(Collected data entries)
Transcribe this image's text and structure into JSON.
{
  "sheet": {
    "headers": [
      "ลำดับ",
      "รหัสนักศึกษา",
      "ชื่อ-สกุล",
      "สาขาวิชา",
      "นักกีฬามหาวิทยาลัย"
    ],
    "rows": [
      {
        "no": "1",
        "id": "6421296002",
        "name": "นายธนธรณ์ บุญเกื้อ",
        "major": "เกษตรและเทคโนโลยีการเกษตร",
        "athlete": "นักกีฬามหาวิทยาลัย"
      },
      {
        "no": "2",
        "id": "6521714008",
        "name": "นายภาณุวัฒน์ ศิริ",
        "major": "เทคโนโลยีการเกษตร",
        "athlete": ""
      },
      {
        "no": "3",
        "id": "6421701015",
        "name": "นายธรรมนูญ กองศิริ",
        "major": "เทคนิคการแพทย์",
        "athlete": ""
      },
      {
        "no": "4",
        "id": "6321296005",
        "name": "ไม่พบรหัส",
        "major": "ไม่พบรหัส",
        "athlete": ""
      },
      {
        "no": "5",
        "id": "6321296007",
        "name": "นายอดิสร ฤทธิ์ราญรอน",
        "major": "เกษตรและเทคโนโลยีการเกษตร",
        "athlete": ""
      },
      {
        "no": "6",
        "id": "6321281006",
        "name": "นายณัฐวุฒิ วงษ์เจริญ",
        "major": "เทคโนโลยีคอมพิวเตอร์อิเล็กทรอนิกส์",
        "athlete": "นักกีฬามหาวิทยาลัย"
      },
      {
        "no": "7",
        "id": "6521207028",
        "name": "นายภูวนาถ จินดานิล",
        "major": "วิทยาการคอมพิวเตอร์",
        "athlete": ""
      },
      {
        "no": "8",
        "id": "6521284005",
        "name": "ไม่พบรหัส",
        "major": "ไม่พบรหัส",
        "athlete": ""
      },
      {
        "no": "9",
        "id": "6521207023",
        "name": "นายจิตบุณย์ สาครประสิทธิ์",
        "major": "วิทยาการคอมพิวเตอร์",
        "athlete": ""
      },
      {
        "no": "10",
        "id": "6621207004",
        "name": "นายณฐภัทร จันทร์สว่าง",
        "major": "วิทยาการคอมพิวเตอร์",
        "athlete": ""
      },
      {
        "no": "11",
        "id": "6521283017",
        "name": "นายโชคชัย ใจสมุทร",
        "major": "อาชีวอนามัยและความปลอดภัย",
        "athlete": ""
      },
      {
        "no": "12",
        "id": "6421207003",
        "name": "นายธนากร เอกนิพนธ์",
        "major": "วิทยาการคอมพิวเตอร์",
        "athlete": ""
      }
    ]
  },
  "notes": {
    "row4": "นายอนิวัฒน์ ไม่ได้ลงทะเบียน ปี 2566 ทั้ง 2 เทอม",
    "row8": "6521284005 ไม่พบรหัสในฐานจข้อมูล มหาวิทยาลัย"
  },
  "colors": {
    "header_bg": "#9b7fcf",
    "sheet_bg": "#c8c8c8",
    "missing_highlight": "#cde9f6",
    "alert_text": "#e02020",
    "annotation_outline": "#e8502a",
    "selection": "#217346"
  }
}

AIM OF THE EXERCISE ▸ Restate each of the entries above verbatim.

TASK RESPONSE ▸
Transcribe this image's text and structure into JSON.
{
  "sheet": {
    "headers": [
      "ลำดับ",
      "รหัสนักศึกษา",
      "ชื่อ-สกุล",
      "สาขาวิชา",
      "นักกีฬามหาวิทยาลัย"
    ],
    "rows": [
      {
        "no": "1",
        "id": "6421296002",
        "name": "นายธนธรณ์ บุญเกื้อ",
        "major": "เกษตรและเทคโนโลยีการเกษตร",
        "athlete": "นักกีฬามหาวิทยาลัย"
      },
      {
        "no": "2",
        "id": "6521714008",
        "name": "นายภาณุวัฒน์ ศิริ",
        "major": "เทคโนโลยีการเกษตร",
        "athlete": ""
      },
      {
        "no": "3",
        "id": "6421701015",
        "name": "นายธรรมนูญ กองศิริ",
        "major": "เทคนิคการแพทย์",
        "athlete": ""
      },
      {
        "no": "4",
        "id": "6321296005",
        "name": "ไม่พบรหัส",
        "major": "ไม่พบรหัส",
        "athlete": ""
      },
      {
        "no": "5",
        "id": "6321296007",
        "name": "นายอดิสร ฤทธิ์ราญรอน",
        "major": "เกษตรและเทคโนโลยีการเกษตร",
        "athlete": ""
      },
      {
        "no": "6",
        "id": "6321281006",
        "name": "นายณัฐวุฒิ วงษ์เจริญ",
        "major": "เทคโนโลยีคอมพิวเตอร์อิเล็กทรอนิกส์",
        "athlete": "นักกีฬามหาวิทยาลัย"
      },
      {
        "no": "7",
        "id": "6521207028",
        "name": "นายภูวนาถ จินดานิล",
        "major": "วิทยาการคอมพิวเตอร์",
        "athlete": ""
      },
      {
        "no": "8",
        "id": "6521284005",
        "name": "ไม่พบรหัส",
        "major": "ไม่พบรหัส",
        "athlete": ""
      },
      {
        "no": "9",
        "id": "6521207023",
        "name": "นายจิตบุณย์ สาครประสิทธิ์",
        "major": "วิทยาการคอมพิวเตอร์",
        "athlete": ""
      },
      {
        "no": "10",
        "id": "6621207004",
        "name": "นายณฐภัทร จันทร์สว่าง",
        "major": "วิทยาการคอมพิวเตอร์",
        "athlete": ""
      },
      {
        "no": "11",
        "id": "6521283017",
        "name": "นายโชคชัย ใจสมุทร",
        "major": "อาชีวอนามัยและความปลอดภัย",
        "athlete": ""
      },
      {
        "no": "12",
        "id": "6421207003",
        "name": "นายธนากร เอกนิพนธ์",
        "major": "วิทยาการคอมพิวเตอร์",
        "athlete": ""
      }
    ]
  },
  "notes": {
    "row4": "นายอนิวัฒน์ ไม่ได้ลงทะเบียน ปี 2566 ทั้ง 2 เทอม",
    "row8": "6521284005 ไม่พบรหัสในฐานจข้อมูล มหาวิทยาลัย"
  },
  "colors": {
    "header_bg": "#9b7fcf",
    "sheet_bg": "#c8c8c8",
    "missing_highlight": "#cde9f6",
    "alert_text": "#e02020",
    "annotation_outline": "#e8502a",
    "selection": "#217346"
  }
}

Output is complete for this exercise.